TASK OBJECTIVE: Go through the records and copy each line where the word "name" occurs.

Data extracted from a collection:
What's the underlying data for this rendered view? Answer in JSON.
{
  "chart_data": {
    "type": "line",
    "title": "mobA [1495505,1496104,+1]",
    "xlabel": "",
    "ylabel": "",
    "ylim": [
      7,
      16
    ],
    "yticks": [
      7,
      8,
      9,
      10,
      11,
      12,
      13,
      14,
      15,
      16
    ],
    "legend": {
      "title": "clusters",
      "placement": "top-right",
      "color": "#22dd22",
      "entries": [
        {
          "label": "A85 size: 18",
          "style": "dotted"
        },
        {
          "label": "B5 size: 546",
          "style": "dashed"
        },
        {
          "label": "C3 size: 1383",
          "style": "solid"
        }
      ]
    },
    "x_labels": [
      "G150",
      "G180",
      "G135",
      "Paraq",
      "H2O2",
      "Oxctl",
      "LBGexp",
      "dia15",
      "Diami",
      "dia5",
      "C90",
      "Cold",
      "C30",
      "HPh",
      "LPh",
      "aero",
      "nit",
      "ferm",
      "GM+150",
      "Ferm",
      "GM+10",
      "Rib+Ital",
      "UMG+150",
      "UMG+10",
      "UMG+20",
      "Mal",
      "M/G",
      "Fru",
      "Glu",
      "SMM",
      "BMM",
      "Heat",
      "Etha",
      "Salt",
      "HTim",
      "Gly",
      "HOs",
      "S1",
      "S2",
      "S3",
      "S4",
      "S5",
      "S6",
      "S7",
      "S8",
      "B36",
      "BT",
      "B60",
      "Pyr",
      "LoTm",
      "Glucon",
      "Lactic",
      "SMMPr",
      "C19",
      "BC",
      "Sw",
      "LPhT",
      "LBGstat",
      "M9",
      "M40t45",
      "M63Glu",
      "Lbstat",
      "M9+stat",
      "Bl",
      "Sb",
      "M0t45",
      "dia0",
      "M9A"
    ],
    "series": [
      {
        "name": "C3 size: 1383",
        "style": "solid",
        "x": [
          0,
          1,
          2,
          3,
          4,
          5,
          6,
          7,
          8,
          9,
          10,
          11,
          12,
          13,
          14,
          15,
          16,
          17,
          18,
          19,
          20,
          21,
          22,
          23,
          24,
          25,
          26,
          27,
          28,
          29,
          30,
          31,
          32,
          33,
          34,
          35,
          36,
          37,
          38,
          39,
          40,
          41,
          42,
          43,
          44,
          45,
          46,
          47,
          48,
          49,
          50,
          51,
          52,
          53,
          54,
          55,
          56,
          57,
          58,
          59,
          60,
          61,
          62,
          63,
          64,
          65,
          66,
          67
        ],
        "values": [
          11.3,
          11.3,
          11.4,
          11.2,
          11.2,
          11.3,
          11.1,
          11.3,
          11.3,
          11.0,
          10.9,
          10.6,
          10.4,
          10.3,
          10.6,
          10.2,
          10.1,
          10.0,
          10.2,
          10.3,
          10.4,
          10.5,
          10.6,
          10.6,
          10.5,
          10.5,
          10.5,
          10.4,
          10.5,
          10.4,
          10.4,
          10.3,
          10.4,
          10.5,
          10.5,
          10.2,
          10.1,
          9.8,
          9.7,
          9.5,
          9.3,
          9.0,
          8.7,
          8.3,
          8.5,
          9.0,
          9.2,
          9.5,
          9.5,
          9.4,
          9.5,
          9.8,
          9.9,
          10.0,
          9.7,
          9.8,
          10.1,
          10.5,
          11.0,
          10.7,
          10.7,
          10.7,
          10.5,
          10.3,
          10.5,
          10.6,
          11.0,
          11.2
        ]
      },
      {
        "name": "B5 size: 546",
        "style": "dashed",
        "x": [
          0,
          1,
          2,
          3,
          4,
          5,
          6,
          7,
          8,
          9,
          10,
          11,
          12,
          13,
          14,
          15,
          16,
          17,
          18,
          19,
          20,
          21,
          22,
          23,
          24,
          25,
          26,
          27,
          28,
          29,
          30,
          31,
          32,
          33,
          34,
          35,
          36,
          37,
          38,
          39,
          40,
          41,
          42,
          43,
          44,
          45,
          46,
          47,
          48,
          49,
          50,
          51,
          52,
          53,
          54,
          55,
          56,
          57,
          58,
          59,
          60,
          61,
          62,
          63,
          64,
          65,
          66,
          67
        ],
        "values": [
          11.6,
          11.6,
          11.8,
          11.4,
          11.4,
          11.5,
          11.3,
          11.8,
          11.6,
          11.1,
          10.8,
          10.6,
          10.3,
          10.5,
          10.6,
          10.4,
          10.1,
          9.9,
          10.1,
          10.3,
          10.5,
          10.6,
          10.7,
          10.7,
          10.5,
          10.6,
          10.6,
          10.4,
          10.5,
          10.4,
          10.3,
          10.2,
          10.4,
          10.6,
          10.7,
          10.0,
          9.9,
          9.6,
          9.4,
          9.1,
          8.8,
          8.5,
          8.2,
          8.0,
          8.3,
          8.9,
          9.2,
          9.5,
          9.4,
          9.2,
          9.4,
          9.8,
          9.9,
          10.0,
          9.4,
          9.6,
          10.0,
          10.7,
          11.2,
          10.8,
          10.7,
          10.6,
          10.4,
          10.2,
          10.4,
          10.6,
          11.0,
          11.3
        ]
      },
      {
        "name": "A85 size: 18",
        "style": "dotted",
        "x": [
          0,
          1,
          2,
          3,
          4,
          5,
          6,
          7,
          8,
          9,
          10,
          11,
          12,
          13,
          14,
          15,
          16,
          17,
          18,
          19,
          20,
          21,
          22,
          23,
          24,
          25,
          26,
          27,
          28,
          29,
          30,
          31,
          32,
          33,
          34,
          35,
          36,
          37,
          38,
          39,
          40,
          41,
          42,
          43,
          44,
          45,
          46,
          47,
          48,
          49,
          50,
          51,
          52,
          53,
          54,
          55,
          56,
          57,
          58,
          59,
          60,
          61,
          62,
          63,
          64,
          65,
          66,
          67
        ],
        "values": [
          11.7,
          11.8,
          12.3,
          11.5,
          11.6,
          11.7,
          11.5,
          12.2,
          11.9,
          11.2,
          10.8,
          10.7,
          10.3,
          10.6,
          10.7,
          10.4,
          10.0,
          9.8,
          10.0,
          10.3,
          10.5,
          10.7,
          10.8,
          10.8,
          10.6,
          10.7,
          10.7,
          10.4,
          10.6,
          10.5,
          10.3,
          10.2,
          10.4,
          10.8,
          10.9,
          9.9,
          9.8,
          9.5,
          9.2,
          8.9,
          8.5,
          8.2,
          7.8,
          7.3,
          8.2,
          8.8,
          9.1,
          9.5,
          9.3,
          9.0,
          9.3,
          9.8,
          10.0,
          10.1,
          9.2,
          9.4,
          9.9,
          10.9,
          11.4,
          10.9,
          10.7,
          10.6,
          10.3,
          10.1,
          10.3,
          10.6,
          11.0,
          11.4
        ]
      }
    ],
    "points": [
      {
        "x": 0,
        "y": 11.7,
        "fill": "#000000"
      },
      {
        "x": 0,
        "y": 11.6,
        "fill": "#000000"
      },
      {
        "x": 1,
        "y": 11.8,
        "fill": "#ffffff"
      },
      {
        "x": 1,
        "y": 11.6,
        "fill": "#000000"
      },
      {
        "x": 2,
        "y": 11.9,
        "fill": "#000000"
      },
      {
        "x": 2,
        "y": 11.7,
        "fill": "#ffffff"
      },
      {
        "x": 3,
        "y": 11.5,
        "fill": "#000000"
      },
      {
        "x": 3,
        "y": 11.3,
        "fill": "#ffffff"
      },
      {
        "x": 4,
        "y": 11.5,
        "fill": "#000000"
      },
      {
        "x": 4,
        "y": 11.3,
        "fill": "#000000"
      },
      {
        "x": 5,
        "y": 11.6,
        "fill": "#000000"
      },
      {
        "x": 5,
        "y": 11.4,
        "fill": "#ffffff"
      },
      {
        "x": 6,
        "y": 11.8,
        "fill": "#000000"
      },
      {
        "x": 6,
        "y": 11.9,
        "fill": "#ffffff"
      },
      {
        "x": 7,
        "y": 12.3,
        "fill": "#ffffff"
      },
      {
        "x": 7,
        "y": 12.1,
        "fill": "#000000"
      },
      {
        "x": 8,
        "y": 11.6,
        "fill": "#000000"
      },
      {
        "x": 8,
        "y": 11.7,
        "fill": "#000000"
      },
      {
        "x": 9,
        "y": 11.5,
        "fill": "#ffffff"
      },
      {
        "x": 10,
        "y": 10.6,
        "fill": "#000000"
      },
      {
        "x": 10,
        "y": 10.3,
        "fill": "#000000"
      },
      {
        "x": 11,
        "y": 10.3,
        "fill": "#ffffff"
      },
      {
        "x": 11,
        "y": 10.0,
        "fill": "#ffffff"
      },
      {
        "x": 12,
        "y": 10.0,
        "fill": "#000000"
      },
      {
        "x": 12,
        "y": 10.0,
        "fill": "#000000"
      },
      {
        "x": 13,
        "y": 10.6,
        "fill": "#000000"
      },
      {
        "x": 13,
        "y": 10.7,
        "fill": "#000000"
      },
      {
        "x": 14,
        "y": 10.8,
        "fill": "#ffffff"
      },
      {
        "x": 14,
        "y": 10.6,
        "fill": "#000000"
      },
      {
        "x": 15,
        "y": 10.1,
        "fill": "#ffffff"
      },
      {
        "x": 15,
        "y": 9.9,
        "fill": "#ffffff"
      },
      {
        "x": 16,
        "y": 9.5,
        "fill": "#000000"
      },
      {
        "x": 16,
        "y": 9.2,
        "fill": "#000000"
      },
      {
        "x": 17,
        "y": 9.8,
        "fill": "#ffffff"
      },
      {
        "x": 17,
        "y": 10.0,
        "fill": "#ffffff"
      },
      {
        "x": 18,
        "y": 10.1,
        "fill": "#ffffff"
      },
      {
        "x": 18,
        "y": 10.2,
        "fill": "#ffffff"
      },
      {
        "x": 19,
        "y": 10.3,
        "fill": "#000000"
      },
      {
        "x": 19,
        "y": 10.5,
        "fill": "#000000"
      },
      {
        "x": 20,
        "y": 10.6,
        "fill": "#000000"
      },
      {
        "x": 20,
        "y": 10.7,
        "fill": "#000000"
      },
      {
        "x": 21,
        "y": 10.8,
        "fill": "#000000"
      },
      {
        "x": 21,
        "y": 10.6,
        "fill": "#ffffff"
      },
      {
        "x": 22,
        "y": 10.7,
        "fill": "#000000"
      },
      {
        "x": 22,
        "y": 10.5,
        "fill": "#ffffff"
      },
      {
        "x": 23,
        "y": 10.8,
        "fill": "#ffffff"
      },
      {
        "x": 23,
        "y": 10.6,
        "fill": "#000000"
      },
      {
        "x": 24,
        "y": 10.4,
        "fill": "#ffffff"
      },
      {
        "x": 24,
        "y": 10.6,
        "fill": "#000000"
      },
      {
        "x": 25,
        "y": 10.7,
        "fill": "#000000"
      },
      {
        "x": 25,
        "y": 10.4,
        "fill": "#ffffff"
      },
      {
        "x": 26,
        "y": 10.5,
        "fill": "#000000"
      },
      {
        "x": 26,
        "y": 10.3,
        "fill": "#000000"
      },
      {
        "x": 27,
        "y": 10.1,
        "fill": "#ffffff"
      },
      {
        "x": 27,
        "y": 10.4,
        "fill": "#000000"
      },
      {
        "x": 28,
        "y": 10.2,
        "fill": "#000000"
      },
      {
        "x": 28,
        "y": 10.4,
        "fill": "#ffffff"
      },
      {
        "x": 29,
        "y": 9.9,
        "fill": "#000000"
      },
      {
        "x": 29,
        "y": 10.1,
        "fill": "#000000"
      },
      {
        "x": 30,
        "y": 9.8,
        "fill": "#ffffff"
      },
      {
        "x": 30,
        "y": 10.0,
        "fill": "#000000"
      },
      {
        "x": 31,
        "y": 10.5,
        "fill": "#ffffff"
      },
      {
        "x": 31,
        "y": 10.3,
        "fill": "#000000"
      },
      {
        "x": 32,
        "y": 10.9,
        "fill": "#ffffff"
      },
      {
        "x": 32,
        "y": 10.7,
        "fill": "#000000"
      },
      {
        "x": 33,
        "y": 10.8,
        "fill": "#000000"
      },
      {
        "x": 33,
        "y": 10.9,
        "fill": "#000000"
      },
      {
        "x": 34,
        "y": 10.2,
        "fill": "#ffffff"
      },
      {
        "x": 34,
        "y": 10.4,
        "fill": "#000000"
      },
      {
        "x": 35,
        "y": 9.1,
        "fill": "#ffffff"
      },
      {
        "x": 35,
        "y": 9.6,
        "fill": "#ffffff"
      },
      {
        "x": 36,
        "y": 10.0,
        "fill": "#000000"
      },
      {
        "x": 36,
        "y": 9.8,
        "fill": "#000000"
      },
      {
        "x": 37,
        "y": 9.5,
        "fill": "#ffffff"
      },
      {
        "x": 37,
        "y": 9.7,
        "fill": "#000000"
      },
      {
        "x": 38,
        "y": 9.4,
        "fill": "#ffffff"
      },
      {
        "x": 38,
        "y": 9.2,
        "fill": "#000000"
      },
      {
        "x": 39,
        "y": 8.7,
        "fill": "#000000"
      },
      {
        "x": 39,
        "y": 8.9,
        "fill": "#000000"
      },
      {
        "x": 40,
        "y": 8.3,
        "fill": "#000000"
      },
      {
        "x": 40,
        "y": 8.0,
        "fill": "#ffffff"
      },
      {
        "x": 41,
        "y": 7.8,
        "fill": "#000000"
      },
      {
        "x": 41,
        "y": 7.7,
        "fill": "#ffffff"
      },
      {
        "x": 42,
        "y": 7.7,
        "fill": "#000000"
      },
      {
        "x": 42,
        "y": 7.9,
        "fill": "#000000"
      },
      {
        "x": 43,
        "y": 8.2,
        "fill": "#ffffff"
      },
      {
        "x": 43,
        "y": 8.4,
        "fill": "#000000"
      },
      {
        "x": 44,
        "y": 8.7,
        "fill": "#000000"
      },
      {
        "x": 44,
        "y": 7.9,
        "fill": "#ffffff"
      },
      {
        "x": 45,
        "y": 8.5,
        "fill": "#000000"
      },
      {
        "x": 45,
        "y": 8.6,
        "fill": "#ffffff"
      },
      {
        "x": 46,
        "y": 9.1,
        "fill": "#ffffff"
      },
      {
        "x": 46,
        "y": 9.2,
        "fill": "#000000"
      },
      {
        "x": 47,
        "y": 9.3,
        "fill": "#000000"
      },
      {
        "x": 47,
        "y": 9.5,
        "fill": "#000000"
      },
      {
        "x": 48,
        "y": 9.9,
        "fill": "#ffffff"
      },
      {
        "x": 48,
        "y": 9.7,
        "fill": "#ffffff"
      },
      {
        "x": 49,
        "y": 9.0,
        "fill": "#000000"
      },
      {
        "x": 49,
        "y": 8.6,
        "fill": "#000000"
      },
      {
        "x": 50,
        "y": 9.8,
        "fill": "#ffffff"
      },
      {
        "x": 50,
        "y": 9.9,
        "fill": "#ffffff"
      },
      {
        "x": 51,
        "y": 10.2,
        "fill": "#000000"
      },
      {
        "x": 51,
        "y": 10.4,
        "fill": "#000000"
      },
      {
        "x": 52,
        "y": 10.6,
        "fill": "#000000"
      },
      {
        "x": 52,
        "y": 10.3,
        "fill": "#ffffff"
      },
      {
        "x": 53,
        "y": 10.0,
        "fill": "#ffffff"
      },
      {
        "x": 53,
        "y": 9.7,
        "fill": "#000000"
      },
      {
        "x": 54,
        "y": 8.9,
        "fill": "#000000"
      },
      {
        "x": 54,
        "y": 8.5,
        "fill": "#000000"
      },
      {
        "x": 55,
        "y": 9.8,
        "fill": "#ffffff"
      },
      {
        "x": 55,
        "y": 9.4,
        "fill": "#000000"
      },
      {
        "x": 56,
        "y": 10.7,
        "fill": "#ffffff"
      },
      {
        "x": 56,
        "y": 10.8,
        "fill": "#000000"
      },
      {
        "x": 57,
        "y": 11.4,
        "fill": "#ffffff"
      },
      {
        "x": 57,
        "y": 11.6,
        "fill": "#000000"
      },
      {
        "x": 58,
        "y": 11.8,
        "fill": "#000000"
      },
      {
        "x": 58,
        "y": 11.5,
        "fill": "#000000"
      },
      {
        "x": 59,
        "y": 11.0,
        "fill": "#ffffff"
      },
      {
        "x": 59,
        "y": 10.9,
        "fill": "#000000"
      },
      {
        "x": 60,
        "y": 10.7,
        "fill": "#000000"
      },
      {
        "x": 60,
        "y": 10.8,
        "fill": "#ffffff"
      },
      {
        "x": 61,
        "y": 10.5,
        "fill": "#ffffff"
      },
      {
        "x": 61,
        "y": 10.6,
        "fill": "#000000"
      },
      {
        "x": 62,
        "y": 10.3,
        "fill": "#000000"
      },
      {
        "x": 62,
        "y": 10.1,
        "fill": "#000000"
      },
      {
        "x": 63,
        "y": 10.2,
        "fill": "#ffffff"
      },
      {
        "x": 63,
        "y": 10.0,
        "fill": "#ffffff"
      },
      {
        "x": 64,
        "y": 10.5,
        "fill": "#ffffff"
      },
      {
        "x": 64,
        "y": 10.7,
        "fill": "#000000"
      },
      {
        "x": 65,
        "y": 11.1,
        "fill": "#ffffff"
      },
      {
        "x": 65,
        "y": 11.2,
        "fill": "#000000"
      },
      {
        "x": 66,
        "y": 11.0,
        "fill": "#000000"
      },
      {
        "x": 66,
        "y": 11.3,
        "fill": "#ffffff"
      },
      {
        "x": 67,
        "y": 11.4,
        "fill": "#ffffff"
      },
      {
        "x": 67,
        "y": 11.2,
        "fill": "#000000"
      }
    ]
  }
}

FULL OUTPUT:
        "name": "C3 size: 1383",
        "name": "B5 size: 546",
        "name": "A85 size: 18",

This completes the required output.